### DIRECTIONS
A line counts if it contains the string "delle"; say how many such lines there are, giving only the number.

Dataset items
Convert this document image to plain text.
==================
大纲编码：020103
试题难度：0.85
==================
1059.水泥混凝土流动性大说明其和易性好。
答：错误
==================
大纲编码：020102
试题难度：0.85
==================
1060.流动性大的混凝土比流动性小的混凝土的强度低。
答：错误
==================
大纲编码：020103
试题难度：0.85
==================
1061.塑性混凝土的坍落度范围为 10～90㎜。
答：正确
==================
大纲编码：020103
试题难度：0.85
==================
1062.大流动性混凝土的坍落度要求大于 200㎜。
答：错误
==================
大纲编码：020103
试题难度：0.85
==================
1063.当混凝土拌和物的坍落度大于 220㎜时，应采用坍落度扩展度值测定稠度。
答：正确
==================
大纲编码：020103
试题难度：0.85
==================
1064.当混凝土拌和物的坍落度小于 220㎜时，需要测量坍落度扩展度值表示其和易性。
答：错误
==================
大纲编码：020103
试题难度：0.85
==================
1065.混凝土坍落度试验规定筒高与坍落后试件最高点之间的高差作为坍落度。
--
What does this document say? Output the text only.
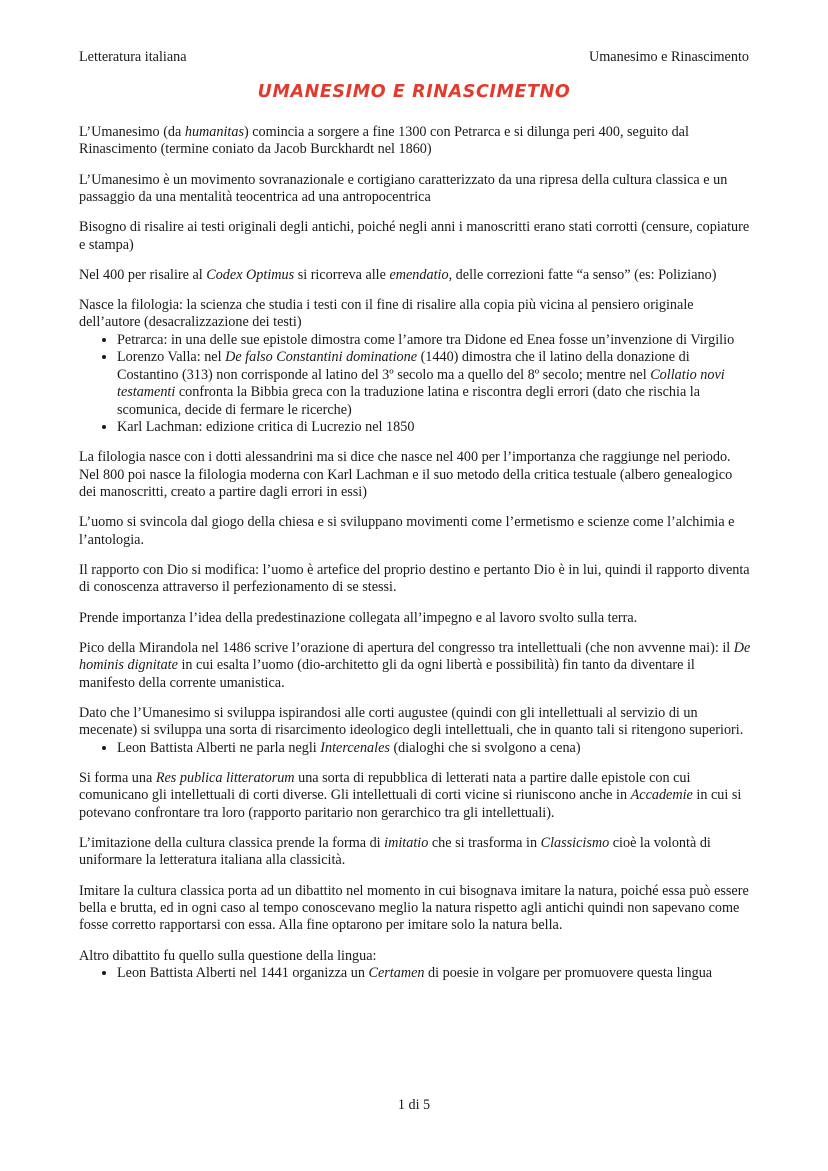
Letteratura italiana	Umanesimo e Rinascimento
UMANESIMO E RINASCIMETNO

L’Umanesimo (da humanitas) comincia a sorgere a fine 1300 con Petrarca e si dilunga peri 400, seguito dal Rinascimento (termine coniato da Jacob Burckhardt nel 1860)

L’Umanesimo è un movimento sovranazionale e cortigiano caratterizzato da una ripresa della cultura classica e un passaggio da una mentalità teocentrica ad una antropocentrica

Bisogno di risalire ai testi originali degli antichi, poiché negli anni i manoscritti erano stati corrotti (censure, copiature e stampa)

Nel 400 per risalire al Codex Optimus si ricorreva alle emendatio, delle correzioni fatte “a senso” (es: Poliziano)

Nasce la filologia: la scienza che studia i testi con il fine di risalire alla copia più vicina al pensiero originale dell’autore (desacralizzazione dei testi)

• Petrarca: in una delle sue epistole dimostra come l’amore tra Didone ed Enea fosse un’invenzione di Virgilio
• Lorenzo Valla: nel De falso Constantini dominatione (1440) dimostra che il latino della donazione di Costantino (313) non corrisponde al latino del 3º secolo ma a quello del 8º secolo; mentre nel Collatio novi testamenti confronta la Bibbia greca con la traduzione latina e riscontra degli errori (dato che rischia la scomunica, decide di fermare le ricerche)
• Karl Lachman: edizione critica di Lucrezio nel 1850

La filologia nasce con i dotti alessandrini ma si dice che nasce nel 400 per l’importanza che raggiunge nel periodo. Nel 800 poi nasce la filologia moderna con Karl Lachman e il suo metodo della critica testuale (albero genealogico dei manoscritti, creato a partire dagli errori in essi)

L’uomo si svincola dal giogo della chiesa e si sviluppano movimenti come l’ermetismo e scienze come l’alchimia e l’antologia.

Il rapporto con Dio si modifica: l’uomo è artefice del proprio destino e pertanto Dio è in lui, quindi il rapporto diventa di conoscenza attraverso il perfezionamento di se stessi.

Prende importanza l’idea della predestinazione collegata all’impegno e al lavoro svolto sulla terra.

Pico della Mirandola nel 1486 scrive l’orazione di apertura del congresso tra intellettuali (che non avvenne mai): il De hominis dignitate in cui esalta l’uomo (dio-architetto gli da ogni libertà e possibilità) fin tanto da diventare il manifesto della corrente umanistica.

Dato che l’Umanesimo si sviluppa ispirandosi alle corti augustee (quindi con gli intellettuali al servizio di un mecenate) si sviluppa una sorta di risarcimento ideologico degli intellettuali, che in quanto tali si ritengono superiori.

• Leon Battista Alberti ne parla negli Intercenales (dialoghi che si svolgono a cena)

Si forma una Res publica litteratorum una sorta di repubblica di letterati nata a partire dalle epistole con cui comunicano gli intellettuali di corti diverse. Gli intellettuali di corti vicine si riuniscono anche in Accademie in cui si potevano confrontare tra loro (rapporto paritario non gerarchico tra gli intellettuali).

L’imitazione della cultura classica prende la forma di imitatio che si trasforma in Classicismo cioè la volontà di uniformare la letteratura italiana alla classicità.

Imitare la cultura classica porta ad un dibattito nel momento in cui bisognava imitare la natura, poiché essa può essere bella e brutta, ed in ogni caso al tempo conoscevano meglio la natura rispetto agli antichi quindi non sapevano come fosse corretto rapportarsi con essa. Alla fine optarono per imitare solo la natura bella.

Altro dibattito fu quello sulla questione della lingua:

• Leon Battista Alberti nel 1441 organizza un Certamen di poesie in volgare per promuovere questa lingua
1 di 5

### ANSWER FOR THIS EXERCISE
2